> **Aim**:
Copy whichever lines contain the string "that".

> **Excerpted data**:
++++++

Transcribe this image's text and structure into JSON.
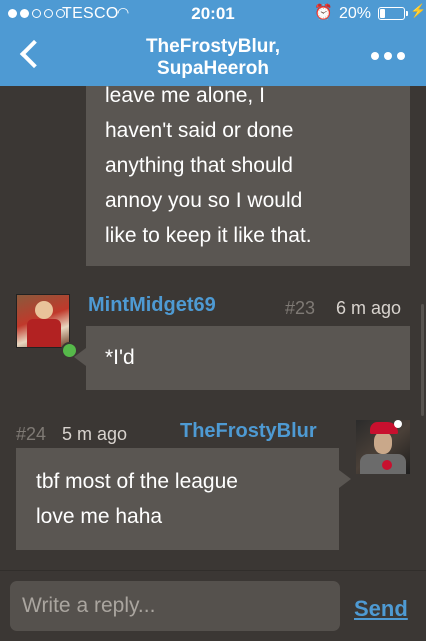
{
  "status_bar": {
    "carrier": "TESCO",
    "time": "20:01",
    "battery": "20%",
    "battery_level": 0.2,
    "signal_bars_filled": 2,
    "signal_bars_total": 5
  },
  "header": {
    "title_line1": "TheFrostyBlur,",
    "title_line2": "SupaHeeroh",
    "back_icon": "chevron-left-icon",
    "more_icon": "more-dots-icon",
    "color": "#4e9ad3"
  },
  "messages": [
    {
      "lines": [
        "leave me alone, I",
        "haven't said or done",
        "anything that should",
        "annoy you so I would",
        "like to keep it like that."
      ]
    },
    {
      "user": "MintMidget69",
      "number": "#23",
      "ago": "6 m ago",
      "text": "*I'd",
      "online": true,
      "online_color": "#56b94a"
    },
    {
      "user": "TheFrostyBlur",
      "number": "#24",
      "ago": "5 m ago",
      "lines": [
        "tbf most of the league",
        "love me haha"
      ]
    }
  ],
  "reply": {
    "placeholder": "Write a reply...",
    "send_label": "Send"
  }
}
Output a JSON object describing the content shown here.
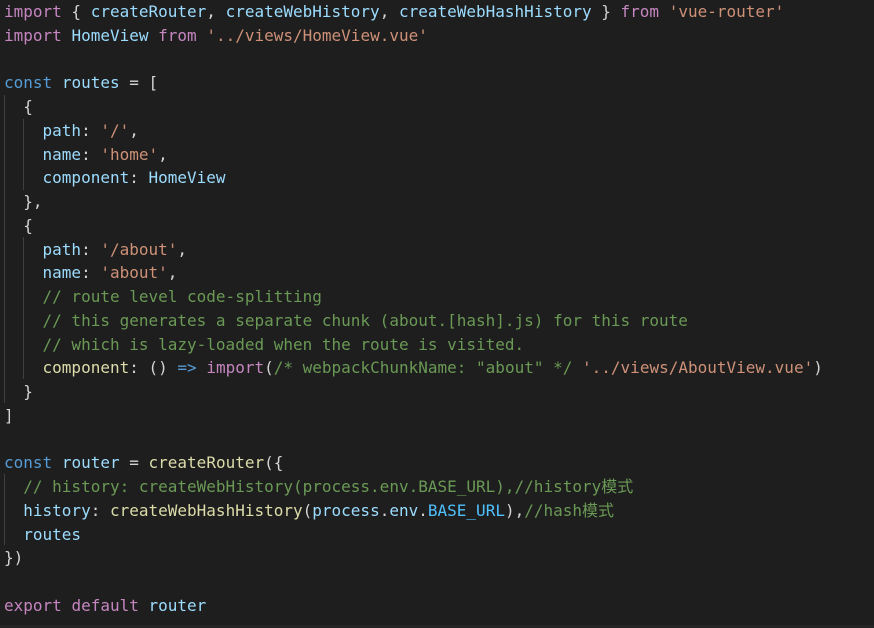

++++++

> **The completed task**:
        "anything that should",
        "like to keep it like that."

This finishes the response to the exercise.